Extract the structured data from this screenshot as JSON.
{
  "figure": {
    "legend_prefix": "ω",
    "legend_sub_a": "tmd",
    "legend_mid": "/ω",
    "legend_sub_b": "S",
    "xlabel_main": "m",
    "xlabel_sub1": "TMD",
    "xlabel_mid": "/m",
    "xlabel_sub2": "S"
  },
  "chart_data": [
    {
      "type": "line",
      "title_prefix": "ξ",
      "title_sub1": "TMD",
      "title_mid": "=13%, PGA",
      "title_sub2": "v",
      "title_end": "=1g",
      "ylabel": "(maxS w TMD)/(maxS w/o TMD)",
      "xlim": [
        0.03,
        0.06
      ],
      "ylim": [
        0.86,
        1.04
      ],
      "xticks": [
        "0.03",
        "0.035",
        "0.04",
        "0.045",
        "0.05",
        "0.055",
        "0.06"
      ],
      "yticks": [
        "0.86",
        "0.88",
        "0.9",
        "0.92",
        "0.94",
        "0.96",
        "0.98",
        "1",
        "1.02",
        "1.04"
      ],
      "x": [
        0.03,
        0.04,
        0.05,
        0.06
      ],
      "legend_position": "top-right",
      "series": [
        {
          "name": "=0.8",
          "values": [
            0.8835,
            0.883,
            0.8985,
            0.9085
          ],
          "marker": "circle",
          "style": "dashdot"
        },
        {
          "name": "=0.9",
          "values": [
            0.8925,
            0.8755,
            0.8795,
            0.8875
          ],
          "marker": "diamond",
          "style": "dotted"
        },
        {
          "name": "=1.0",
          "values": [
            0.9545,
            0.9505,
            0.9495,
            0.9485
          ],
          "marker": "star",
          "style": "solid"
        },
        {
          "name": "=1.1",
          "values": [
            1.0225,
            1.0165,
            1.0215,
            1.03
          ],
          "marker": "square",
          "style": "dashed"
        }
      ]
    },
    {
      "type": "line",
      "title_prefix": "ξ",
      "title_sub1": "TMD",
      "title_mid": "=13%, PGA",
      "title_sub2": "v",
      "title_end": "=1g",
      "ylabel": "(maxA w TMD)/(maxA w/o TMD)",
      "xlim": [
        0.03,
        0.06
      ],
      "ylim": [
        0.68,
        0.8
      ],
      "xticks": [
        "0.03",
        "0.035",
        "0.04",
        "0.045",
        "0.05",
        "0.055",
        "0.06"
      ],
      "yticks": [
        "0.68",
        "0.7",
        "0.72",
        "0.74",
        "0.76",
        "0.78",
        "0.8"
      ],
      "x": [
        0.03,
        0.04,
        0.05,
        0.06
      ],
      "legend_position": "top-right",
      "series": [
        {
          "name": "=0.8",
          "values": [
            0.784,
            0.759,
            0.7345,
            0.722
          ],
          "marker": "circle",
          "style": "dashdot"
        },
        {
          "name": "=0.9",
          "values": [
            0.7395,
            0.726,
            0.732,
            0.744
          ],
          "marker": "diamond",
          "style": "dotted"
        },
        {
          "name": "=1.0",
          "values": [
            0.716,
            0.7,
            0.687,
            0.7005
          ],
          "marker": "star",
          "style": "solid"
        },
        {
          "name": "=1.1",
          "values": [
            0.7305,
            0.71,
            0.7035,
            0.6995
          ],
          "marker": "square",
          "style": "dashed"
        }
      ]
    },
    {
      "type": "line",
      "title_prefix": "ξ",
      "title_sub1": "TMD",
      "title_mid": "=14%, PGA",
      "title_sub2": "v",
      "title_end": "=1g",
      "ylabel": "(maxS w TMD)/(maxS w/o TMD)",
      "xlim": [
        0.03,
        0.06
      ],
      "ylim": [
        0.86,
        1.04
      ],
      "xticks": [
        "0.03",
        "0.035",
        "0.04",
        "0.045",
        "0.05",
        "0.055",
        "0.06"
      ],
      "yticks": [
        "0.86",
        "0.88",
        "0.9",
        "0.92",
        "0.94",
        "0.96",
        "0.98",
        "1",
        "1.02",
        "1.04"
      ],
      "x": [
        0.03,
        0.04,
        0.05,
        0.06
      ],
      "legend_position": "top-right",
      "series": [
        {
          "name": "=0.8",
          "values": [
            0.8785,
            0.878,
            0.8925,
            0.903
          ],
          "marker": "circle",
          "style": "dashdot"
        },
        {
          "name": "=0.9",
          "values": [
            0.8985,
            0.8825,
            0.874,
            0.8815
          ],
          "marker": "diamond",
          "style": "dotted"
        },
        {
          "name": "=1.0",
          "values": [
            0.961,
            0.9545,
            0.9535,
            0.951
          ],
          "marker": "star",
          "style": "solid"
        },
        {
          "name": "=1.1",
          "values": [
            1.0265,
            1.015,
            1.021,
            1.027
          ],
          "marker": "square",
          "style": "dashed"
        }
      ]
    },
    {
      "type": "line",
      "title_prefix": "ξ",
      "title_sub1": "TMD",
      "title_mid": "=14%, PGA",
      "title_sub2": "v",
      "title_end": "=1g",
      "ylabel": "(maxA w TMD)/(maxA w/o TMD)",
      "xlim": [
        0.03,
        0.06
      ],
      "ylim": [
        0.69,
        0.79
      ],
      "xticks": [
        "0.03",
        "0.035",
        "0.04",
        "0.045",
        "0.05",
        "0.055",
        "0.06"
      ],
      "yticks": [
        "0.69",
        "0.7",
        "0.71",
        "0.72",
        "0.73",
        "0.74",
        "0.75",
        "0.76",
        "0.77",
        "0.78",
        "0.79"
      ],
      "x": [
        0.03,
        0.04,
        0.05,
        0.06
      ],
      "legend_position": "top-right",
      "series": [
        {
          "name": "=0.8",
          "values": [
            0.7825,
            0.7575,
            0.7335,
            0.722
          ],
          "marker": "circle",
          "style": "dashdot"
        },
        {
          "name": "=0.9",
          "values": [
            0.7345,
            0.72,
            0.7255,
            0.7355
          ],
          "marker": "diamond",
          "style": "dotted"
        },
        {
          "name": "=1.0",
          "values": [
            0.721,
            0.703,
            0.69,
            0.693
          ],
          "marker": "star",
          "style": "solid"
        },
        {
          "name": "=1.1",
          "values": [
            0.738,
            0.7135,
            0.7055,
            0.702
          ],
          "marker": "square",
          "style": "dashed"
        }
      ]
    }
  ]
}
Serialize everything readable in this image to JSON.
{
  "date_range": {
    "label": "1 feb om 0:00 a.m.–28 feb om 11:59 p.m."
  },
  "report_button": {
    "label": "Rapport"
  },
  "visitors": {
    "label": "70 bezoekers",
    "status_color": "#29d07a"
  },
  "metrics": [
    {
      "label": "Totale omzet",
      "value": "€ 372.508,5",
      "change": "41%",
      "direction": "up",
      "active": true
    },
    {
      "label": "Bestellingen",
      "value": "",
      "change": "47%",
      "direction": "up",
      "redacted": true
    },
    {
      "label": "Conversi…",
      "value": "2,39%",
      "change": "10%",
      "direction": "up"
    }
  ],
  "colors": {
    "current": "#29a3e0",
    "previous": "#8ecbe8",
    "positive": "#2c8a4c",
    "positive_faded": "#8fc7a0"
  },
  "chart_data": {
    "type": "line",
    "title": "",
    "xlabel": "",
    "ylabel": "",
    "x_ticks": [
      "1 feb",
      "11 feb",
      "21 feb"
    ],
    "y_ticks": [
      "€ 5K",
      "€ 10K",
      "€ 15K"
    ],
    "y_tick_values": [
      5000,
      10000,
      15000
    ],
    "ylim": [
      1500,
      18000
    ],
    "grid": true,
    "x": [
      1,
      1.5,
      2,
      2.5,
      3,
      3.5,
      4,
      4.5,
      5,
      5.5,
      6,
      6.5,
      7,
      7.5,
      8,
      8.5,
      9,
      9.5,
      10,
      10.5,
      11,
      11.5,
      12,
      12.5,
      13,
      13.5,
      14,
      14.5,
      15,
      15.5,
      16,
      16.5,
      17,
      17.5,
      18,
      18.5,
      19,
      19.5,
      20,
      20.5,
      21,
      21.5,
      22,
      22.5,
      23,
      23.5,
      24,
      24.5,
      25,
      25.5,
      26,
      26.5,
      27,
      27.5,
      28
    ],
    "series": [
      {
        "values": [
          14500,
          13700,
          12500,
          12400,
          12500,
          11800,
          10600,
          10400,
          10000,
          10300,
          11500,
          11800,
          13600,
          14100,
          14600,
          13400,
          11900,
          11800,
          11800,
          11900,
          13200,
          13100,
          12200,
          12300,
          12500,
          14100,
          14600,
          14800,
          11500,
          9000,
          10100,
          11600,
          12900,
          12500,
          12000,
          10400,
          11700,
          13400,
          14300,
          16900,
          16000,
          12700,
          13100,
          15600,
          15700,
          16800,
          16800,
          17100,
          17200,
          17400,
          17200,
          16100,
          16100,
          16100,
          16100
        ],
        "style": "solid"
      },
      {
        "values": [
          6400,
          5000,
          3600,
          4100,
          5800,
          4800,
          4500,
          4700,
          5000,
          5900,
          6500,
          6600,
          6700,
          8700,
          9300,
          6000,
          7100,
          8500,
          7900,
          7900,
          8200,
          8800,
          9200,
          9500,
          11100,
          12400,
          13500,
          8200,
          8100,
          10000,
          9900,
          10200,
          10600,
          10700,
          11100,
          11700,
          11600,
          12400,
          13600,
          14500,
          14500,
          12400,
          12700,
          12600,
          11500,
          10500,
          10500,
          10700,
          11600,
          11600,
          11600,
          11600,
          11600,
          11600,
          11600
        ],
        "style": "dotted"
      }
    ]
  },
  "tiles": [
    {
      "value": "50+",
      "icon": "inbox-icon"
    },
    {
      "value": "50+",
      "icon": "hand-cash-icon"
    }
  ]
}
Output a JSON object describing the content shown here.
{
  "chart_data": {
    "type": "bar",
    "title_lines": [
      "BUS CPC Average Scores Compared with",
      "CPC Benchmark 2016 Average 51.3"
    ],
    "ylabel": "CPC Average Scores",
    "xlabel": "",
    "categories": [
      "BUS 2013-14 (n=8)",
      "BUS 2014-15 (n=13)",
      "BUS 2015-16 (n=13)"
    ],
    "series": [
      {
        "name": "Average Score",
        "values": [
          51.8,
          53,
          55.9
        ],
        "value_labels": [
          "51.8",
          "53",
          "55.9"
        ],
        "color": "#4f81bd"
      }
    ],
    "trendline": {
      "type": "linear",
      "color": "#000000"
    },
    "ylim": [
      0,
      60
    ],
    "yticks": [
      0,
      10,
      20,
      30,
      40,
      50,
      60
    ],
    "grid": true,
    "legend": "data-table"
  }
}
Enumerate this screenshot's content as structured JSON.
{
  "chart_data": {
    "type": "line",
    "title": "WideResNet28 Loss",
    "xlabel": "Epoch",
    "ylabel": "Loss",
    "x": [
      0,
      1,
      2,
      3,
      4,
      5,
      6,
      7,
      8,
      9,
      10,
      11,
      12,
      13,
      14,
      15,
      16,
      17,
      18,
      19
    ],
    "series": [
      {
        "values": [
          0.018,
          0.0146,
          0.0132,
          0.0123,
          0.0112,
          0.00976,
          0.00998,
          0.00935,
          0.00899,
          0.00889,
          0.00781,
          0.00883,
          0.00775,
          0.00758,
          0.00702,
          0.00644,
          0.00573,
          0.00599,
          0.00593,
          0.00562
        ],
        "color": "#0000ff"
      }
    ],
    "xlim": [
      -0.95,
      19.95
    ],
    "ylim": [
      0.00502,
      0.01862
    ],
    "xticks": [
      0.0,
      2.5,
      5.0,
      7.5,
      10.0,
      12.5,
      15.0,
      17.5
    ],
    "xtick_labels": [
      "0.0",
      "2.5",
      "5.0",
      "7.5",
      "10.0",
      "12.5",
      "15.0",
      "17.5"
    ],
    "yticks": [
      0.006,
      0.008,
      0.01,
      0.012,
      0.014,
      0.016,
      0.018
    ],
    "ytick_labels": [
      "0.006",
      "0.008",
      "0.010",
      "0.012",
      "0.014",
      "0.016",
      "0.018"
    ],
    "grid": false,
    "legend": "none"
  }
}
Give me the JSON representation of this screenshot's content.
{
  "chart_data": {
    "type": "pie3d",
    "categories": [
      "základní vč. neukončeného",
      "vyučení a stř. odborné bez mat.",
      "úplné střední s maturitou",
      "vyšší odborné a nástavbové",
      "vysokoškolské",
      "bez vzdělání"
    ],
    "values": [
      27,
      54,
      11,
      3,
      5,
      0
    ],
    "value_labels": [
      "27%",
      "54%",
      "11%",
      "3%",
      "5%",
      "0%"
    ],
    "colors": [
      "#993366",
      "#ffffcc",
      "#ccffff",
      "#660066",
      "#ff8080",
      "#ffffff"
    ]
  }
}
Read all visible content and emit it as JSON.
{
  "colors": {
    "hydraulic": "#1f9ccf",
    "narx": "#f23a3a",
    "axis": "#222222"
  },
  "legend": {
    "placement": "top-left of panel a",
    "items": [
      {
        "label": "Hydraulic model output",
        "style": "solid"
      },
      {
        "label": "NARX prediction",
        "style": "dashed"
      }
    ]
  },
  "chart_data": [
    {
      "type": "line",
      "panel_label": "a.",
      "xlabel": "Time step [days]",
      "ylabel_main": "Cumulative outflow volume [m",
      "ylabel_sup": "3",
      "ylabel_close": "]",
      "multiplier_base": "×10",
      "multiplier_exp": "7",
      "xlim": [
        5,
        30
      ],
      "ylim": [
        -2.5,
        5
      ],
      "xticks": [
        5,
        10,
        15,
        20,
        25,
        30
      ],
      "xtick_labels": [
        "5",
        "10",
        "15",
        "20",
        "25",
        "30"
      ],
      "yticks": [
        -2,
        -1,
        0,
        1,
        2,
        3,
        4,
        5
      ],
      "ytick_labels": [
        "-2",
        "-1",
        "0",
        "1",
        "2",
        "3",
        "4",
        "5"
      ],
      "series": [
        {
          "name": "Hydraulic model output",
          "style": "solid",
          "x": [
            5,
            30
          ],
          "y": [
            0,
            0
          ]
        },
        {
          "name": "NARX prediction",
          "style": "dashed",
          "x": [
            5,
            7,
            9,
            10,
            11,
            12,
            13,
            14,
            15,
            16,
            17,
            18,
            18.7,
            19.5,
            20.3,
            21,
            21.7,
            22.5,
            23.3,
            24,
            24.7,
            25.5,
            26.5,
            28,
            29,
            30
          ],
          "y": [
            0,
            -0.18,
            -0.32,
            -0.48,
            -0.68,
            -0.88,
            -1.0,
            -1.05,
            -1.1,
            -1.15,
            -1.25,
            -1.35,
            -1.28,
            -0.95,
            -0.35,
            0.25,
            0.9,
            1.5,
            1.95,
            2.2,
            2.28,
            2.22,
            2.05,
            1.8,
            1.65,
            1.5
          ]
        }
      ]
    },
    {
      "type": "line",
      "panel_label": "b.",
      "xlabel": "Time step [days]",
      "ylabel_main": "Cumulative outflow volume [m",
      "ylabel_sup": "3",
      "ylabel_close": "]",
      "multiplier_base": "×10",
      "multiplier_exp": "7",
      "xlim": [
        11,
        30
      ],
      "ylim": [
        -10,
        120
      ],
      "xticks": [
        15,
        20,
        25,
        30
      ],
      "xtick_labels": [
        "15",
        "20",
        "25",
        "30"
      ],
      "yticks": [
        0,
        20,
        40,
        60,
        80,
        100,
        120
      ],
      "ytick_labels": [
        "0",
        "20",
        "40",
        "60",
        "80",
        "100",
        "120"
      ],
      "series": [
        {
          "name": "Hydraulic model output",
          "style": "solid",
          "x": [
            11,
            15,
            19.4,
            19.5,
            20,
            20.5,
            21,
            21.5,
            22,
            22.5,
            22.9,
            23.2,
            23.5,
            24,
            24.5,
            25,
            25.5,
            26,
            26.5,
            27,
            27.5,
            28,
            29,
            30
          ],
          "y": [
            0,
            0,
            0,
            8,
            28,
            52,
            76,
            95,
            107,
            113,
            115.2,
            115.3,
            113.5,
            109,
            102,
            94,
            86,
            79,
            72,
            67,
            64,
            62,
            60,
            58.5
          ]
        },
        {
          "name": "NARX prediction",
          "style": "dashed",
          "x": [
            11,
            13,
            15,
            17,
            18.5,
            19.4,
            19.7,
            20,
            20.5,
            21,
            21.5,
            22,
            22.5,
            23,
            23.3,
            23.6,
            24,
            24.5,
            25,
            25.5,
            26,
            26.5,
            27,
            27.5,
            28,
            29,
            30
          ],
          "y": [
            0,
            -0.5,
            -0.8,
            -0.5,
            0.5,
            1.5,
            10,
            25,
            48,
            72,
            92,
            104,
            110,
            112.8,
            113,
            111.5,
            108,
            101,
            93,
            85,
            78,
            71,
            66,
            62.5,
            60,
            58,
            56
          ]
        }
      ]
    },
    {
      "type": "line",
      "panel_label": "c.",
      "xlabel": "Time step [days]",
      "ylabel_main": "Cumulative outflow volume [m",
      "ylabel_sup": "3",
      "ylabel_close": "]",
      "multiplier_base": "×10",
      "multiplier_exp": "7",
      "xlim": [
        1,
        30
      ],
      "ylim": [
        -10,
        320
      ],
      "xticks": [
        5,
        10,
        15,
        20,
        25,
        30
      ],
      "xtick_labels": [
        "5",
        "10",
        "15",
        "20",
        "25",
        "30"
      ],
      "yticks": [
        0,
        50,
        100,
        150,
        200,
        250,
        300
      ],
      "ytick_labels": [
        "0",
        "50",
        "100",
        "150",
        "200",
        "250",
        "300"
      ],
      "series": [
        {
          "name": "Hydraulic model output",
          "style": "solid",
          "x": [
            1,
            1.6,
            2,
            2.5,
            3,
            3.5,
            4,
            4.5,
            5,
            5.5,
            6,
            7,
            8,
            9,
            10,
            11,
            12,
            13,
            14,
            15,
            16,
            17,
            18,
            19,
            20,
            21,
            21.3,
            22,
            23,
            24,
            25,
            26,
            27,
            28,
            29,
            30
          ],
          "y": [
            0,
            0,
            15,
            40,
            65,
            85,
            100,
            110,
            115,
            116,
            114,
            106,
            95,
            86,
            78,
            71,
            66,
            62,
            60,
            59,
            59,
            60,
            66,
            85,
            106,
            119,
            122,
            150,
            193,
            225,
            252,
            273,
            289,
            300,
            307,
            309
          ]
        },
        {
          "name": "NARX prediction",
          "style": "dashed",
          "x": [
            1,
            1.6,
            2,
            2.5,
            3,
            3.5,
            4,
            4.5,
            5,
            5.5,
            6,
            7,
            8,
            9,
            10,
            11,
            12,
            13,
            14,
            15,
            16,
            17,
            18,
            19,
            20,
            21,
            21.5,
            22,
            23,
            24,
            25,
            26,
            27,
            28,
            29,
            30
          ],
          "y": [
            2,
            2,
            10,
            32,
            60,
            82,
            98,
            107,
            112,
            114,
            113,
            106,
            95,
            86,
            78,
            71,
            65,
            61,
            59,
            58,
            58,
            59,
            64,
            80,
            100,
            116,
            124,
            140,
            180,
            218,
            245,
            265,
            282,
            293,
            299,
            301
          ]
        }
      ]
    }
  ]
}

● TASK STATEMENT: List every line above that holds the word "screenshot".

● RIGHT ANSWER:
Extract the structured data from this screenshot as JSON.
Enumerate this screenshot's content as structured JSON.
Give me the JSON representation of this screenshot's content.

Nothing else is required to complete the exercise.